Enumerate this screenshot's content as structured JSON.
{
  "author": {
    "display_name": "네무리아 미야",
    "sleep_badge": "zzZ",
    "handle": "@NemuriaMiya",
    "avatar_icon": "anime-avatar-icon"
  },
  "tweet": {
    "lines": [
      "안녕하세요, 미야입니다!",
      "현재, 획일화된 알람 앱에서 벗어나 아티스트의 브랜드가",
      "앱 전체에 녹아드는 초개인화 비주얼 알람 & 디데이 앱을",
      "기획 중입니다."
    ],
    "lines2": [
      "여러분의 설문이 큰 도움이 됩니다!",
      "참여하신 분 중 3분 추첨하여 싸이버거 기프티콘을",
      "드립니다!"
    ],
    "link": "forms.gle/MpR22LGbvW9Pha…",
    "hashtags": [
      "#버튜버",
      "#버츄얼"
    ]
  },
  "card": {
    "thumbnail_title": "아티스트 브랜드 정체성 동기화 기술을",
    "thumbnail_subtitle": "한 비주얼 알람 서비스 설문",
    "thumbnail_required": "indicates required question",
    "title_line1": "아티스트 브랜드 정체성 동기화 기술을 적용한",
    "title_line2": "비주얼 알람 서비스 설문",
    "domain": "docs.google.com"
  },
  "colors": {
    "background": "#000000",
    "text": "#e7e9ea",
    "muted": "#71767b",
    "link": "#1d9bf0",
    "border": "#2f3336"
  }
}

============

**Prompt**. Tell how many lines contain the word "link", using only the number.

**Solved exercise**. 2